### [Okuma parçası]
Fussilet Suresi, 1-6, 14, 20 Ayetlerinin Tefsiri

 

Sayın Adnan Oktar’ın 11 Şubat 2015 tarihli sohbetinden Fussilet Suresi ile ilgili açıklamalar.

 

ADNAN OKTAR: Şeytandan Allah’a sığınıyorum. Rahman ve Rahim olan Allah’ın adıyla. Fussilet Suresi.

“Ha, Mim.” [Fussilet Suresi, 1] “Ha” harfi bir şeyi ifade ediyor, “Mim” bir şeyi ifade ediyor, yani “M” harfi ve “H” harfi. “(Bu Kur'an,) Rahman ve Rahim'den indirilmiştir.” [Fussilet Suresi, 2]

“Bilen bir kavim için, ayetleri (çeşitli biçimlerde, birer birer) 'fasıllar halinde açıklanmış' Arapça Kuran (veya okunan) kitaptır;” [Fussilet Suresi, 3] Bak bilen bir kavim için diyor. Samimi olan, aklı olan, kafasını çalıştıran bir kavim için, “ayetleri (çeşitli biçimlerde, birer birer) 'fasıllar halinde açıklanmış'” yani tek tek, anlaşılmayacak bir yönü olmadan detaylı izah edilmiş, anlatılmış.Adam diyor ki; “açıklanmamış” diyor. Allah “Ben fasıllar halinde açıkladım” diyor, “ama şu Kuran’da yok” diyor. Allah Allah yoksa yoktur kardeşim. Sen Allah’a din mi öğretiyorsun? Ayette Cenab-ı Allah diyor ki; “Allah’a dininizi mi öğretiyorsunuz” diyor. “Dinin sahibi benim, bana din öğretiyorsunuz” diyor Cenabı Allah. “Mesela, “bu Kuran’da yok ne yapacağız” diyor. Yoksa yoktur. Bu akıl mı? “Fasıllar halinde detaylı açıkladım” diyor Allah. Yoksa ne demektir, uydurmuşsun demektir.

### [Kayıtlar]
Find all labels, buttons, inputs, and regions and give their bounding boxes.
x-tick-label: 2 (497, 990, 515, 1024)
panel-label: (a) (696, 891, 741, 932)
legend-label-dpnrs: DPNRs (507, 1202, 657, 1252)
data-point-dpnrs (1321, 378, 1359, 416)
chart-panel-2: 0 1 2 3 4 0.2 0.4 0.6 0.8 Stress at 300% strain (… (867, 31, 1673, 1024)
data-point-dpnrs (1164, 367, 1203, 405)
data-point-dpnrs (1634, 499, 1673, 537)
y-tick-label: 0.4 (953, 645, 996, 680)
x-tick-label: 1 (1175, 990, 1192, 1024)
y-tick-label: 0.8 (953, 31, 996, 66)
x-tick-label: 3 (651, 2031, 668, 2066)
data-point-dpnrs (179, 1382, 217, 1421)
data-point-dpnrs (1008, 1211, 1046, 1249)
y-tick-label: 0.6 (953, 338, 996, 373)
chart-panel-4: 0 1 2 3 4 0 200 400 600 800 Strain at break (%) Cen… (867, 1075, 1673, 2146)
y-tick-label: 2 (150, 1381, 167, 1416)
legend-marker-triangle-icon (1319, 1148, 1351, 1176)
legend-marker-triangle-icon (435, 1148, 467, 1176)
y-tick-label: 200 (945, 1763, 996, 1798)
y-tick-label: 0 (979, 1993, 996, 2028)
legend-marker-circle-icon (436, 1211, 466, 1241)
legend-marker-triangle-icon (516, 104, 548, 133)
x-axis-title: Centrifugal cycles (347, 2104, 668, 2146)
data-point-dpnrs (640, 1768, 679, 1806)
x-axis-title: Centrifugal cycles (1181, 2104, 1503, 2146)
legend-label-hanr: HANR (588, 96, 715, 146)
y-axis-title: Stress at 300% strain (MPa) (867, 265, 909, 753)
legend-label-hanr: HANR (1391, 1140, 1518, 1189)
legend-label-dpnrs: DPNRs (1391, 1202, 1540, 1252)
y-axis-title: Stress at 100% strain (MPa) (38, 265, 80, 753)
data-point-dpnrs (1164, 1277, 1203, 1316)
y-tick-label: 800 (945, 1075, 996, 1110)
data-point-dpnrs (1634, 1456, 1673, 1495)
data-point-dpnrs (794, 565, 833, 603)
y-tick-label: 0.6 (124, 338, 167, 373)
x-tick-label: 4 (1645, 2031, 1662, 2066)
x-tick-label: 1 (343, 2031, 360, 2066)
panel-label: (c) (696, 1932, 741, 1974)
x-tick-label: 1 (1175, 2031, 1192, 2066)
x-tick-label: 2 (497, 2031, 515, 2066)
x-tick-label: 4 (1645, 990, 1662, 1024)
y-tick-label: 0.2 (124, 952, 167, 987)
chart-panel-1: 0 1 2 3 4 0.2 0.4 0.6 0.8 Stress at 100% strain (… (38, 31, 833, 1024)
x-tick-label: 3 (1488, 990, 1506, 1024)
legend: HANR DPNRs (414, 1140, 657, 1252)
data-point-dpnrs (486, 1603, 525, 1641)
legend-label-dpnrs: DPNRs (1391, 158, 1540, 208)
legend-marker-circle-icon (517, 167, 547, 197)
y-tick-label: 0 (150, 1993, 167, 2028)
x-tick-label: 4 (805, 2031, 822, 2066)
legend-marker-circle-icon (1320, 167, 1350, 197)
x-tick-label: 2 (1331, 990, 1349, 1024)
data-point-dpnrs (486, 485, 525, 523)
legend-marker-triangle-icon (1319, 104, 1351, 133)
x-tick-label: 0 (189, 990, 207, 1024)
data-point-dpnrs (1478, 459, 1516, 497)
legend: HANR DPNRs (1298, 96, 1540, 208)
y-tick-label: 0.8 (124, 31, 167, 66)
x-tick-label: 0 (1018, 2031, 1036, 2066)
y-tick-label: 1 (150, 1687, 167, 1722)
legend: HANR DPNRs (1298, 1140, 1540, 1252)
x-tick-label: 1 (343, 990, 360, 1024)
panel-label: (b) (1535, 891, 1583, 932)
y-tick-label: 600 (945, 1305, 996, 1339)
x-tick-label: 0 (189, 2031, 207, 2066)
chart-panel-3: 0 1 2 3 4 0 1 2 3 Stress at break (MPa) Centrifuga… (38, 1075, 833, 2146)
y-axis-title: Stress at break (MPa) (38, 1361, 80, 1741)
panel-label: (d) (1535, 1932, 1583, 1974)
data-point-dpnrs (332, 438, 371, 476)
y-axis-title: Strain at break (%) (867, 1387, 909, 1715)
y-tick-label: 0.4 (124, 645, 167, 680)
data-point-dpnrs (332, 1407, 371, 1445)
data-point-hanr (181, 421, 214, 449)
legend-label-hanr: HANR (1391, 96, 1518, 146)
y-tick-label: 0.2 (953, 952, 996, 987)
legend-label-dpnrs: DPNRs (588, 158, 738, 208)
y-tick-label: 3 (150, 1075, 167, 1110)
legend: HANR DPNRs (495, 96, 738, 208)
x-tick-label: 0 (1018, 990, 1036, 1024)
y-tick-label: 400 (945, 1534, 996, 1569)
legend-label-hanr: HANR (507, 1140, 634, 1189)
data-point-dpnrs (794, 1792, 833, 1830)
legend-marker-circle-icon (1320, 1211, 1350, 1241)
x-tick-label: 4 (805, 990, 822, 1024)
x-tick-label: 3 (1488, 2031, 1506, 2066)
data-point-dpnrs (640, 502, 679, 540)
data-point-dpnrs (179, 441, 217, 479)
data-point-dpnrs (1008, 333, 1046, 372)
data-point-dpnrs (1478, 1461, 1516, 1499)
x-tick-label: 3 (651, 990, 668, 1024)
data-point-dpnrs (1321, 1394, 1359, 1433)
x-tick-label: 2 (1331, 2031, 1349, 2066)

### [Kısa problem]
Fussilet Suresi tefsirinden, "Fussilet Suresi, 1-6, 14, 20" sözlerini içeren yerle açılıp "adıyla. Fussilet Suresi." ile kapanan bölümü hiç değiştirmeden yazın.

### [Alıştırma çıktısı]
Fussilet Suresi, 1-6, 14, 20 Ayetlerinin Tefsiri

 

Sayın Adnan Oktar’ın 11 Şubat 2015 tarihli sohbetinden Fussilet Suresi ile ilgili açıklamalar.

 

ADNAN OKTAR: Şeytandan Allah’a sığınıyorum. Rahman ve Rahim olan Allah’ın adıyla. Fussilet Suresi.